Let me know if there's any additional information I can provide. Thanks!

robszumski commented 7 years ago

Which version of Terraform were you using with this attempt?

apetresc commented 7 years ago

@robszumski The latest - 0.10.8.

apetresc commented 7 years ago

I just tested again, by the way, to see if something had changed in terraform in the last 20 days that would fix this. Nope, it fails with the exact same error.

squat commented 7 years ago

@apetresc can you please try once more but with a tagged version of the module? I’ve noticed otherwise that the chosen version isn’t always the latest. Please try with the v1.7.5 release and post the result of terraform apply.

apetresc commented 7 years ago

Okay, so I changed the source line to:

source = "git::https://github.com/coreos/terraform-aws-kubernetes.git?ref=1.7.5-tectonic.1"

flushed out .terraform/modules, re-did terraform get, and re-did terraform apply. I got a different error this time, although it still appears to be related to the TLS cert:

Error: Error applying plan:

10 error(s) occurred:

* module.kubernetes.module.bootkube.data.template_file.kubeconfig: data.template_file.kubeconfig: failed to render : 4:11: unknown variable accessed: cluster_name
* module.kubernetes.module.kube_certs.tls_cert_request.apiserver: 1 error(s) occurred:

* tls_cert_request.apiserver: unexpected EOF
* module.kubernetes.module.etcd_certs.tls_private_key.etcd_server: 1 error(s) occurred:

* tls_private_key.etcd_server: unexpected EOF
* module.kubernetes.module.kube_certs.local_file.kubelet_crt: Resource 'tls_locally_signed_cert.kubelet' not found for variable 'tls_locally_signed_cert.kubelet.cert_pem'
* module.kubernetes.module.ingress_certs.tls_locally_signed_cert.ingress: Resource 'tls_cert_request.ingress' not found for variable 'tls_cert_request.ingress.cert_request_pem'
* module.kubernetes.module.kube_certs.tls_locally_signed_cert.kubelet: connection is shut down
* module.kubernetes.module.etcd_certs.tls_locally_signed_cert.etcd_client: connection is shut down
* module.kubernetes.module.ingress_certs.tls_cert_request.ingress: connection is shut down
* module.kubernetes.module.identity_certs.tls_locally_signed_cert.identity_server: connection is shut down
* module.kubernetes.module.identity_certs.tls_locally_signed_cert.identity_client: connection is shut down

Terraform does not automatically rollback in the face of errors.

(Layout element entries)
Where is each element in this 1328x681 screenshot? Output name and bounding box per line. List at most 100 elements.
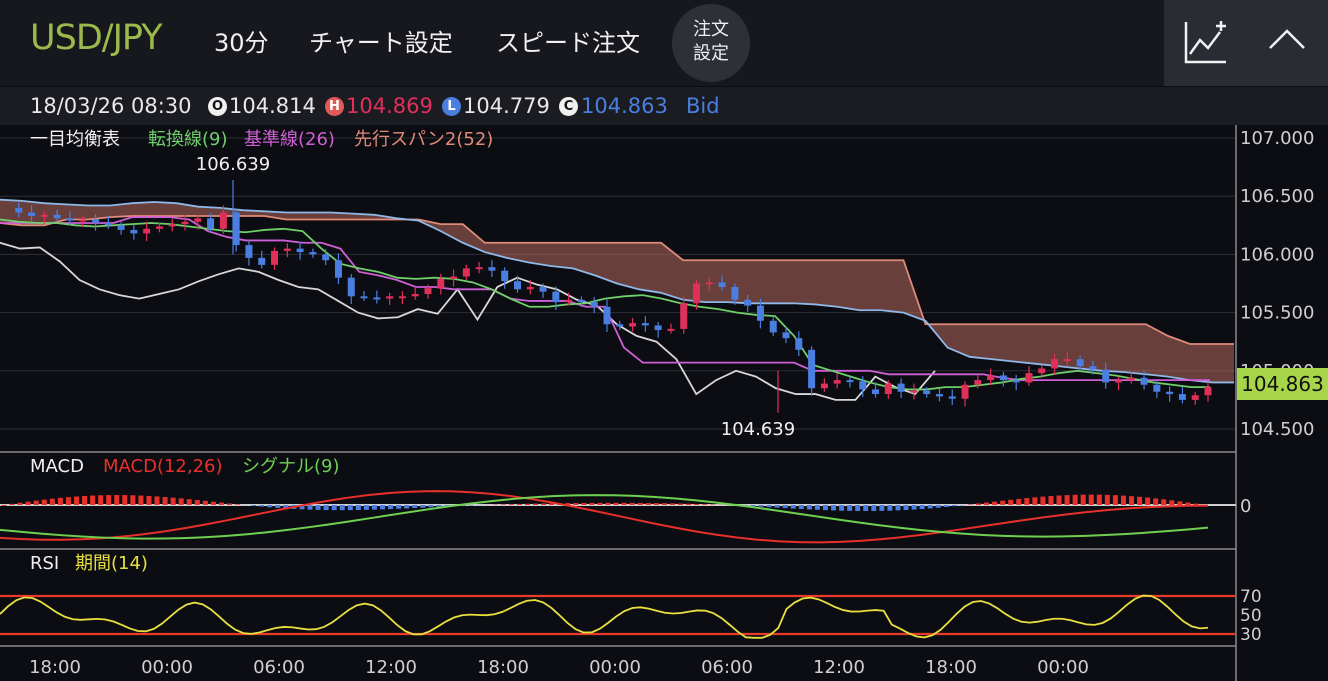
- candle-body: [334, 260, 342, 278]
- collapse-button[interactable]: [1246, 0, 1328, 86]
- kijun-legend: 基準線(26): [244, 129, 335, 150]
- speed-order-button[interactable]: スピード注文: [496, 29, 640, 57]
- candle-body: [756, 305, 764, 321]
- time-tick-label: 06:00: [701, 657, 753, 678]
- macd-hist-bar: [98, 495, 104, 505]
- time-tick-label: 00:00: [141, 657, 193, 678]
- candle-body: [309, 252, 317, 255]
- order-settings-label-1: 注文: [693, 19, 729, 40]
- candle-body: [28, 212, 36, 216]
- macd-hist-bar: [758, 505, 764, 507]
- candle-body: [1204, 387, 1212, 396]
- macd-hist-bar: [951, 505, 957, 507]
- macd-hist-bar: [1, 505, 7, 506]
- macd-hist-bar: [299, 505, 305, 510]
- price-tick-label: 104.500: [1240, 419, 1314, 440]
- low-value: 104.779: [463, 94, 550, 118]
- macd-hist-bar: [420, 505, 426, 508]
- candle-body: [437, 278, 445, 289]
- macd-hist-bar: [887, 505, 893, 511]
- open-value: 104.814: [229, 94, 316, 118]
- macd-hist-bar: [73, 496, 79, 505]
- span-b-line: [0, 215, 1234, 345]
- macd-hist-bar: [1137, 496, 1143, 505]
- rsi-panel: [0, 594, 1236, 639]
- candle-body: [1127, 377, 1135, 381]
- macd-legend: MACD(12,26): [103, 456, 223, 477]
- candle-body: [846, 380, 854, 383]
- macd-hist-bar: [605, 502, 611, 505]
- candle-body: [15, 207, 23, 213]
- macd-panel: [0, 490, 1236, 544]
- macd-hist-bar: [218, 502, 224, 505]
- add-indicator-button[interactable]: [1164, 0, 1246, 86]
- chart-settings-button[interactable]: チャート設定: [309, 29, 453, 57]
- macd-hist-bar: [822, 505, 828, 511]
- tenkan-legend: 転換線(9): [148, 129, 228, 150]
- macd-hist-bar: [589, 502, 595, 505]
- tenkan-line: [0, 218, 1210, 391]
- candle-body: [641, 323, 649, 326]
- macd-hist-bar: [106, 495, 112, 505]
- macd-hist-bar: [146, 495, 152, 505]
- macd-hist-bar: [1056, 495, 1062, 505]
- macd-hist-bar: [984, 502, 990, 505]
- candle-body: [155, 226, 163, 229]
- candle-body: [872, 389, 880, 395]
- rsi-tick-label: 30: [1240, 625, 1262, 645]
- macd-hist-bar: [1193, 503, 1199, 505]
- chart-area[interactable]: 0705030107.000106.500106.000105.500105.0…: [0, 125, 1328, 681]
- order-settings-button[interactable]: 注文 設定: [672, 4, 750, 82]
- macd-hist-bar: [202, 500, 208, 505]
- macd-hist-bar: [396, 505, 402, 509]
- macd-hist-bar: [621, 502, 627, 505]
- candle-body: [1153, 384, 1161, 392]
- macd-hist-bar: [1072, 494, 1078, 505]
- macd-hist-bar: [307, 505, 313, 510]
- macd-hist-bar: [275, 505, 281, 508]
- macd-hist-bar: [782, 505, 788, 509]
- macd-hist-bar: [678, 503, 684, 505]
- cloud-fill: [0, 199, 1234, 383]
- macd-hist-bar: [645, 502, 651, 505]
- candle-body: [194, 218, 202, 222]
- macd-hist-bar: [210, 501, 216, 505]
- candle-body: [680, 303, 688, 329]
- candle-body: [603, 306, 611, 325]
- candle-body: [104, 222, 112, 226]
- rsi-line: [0, 594, 1209, 639]
- ohlc-info-bar: 18/03/26 08:30 O 104.814 H 104.869 L 104…: [0, 87, 1328, 125]
- timeframe-selector[interactable]: 30分: [214, 29, 269, 57]
- macd-hist-bar: [25, 501, 31, 505]
- macd-hist-bar: [565, 503, 571, 505]
- candle-body: [373, 297, 381, 300]
- candle-body: [398, 296, 406, 299]
- candle-body: [92, 219, 100, 223]
- macd-hist-bar: [33, 500, 39, 505]
- macd-hist-bar: [855, 505, 861, 511]
- candle-body: [974, 380, 982, 385]
- macd-hist-bar: [573, 502, 579, 505]
- candle-body: [232, 212, 240, 246]
- macd-hist-bar: [267, 505, 273, 508]
- high-icon: H: [325, 97, 344, 116]
- macd-hist-bar: [774, 505, 780, 508]
- candle-body: [513, 281, 521, 290]
- macd-hist-bar: [1177, 501, 1183, 505]
- high-annotation: 106.639: [196, 154, 270, 175]
- macd-hist-bar: [235, 504, 241, 505]
- macd-hist-bar: [41, 499, 47, 505]
- macd-hist-bar: [130, 495, 136, 505]
- span-a-line: [0, 198, 1234, 384]
- macd-hist-bar: [1145, 497, 1151, 505]
- candle-body: [1051, 359, 1059, 369]
- time-tick-label: 00:00: [1037, 657, 1089, 678]
- close-icon: C: [559, 97, 578, 116]
- currency-pair-selector[interactable]: USD/JPY: [30, 18, 163, 58]
- macd-hist-bar: [1153, 498, 1159, 505]
- macd-hist-bar: [363, 505, 369, 510]
- close-value: 104.863: [581, 94, 668, 118]
- macd-hist-bar: [613, 502, 619, 505]
- candle-body: [987, 375, 995, 381]
- macd-hist-bar: [1008, 499, 1014, 505]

[Exercise instructions]:
A. From the Terraform error thread, quote the passage between "Let me know" and "latest - 0.10.8.", inclusive.
B. Decide whether each statement below agrees with the Terraform error thread. Answer yes or no, and quote the words of the thread that settle it.
(i) The Terraform version in use was 0.10.8.
(ii) Testing again twenty days later made the error go away.
(iii) Switching to the tagged module version produced the same error as before.
C. Summarize the Terraform error thread in three sentences.

[The replies]:
A.
Let me know if there's any additional information I can provide. Thanks!

robszumski commented 7 years ago

Which version of Terraform were you using with this attempt?

apetresc commented 7 years ago

@robszumski The latest - 0.10.8.

B.
(i) Yes: "The latest - 0.10.8."
(ii) No: "Nope, it fails with the exact same error."
(iii) No: "I got a different error this time"

C. robszumski asked which Terraform version was used, and apetresc answered 0.10.8, adding that a retest still failed with the same error. squat suggested retrying with the tagged v1.7.5 release of the module, noting that the chosen version isn't always the latest. After pointing the source at that tag and rerunning terraform get and terraform apply, apetresc got a different set of 10 errors that still appeared related to the TLS cert.